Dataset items

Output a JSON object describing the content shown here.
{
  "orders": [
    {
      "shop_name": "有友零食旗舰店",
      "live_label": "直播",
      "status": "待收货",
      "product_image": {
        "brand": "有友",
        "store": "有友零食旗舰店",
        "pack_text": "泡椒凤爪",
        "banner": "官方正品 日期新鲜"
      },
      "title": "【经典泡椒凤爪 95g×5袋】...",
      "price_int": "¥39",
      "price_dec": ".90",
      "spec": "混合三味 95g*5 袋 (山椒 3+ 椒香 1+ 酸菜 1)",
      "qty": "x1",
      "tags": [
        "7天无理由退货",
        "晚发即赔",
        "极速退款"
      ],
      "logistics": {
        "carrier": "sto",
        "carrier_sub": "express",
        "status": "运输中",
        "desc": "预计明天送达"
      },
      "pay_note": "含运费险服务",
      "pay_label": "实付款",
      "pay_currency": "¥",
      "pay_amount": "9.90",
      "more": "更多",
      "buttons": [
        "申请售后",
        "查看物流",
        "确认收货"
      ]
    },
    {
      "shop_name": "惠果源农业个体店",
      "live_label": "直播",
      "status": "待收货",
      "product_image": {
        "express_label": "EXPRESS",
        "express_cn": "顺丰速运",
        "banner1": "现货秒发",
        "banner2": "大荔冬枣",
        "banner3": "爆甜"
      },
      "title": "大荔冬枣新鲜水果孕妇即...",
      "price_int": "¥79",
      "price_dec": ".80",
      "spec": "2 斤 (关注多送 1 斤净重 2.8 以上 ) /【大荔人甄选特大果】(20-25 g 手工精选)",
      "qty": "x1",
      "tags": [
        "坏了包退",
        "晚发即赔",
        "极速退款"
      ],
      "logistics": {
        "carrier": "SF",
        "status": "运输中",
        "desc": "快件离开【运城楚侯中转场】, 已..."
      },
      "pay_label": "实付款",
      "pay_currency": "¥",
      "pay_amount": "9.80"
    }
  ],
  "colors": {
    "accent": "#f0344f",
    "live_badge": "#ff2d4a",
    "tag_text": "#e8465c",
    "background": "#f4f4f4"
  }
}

* * *

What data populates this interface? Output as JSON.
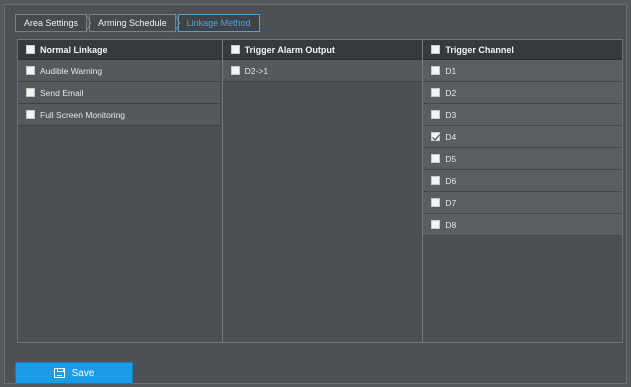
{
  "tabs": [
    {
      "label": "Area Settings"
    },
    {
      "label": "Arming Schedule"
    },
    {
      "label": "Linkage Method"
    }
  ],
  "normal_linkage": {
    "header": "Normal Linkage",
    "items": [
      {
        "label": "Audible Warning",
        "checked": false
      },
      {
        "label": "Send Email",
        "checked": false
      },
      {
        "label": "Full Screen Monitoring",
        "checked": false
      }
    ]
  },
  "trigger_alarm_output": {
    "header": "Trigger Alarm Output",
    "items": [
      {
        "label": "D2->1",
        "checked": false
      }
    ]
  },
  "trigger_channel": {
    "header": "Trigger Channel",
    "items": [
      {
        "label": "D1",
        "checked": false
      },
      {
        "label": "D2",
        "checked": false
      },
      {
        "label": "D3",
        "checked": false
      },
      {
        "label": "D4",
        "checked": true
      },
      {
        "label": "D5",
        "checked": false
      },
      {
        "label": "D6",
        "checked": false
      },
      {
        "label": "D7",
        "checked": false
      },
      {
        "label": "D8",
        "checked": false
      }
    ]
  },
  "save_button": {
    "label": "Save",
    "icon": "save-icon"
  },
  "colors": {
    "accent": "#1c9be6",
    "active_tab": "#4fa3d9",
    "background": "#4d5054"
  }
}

◆ What needs to be done
Take every line from the data above that holds "JSON" and copy it out.

◆ Exercise answer
Output a JSON object describing the content shown here.
What data populates this interface? Output as JSON.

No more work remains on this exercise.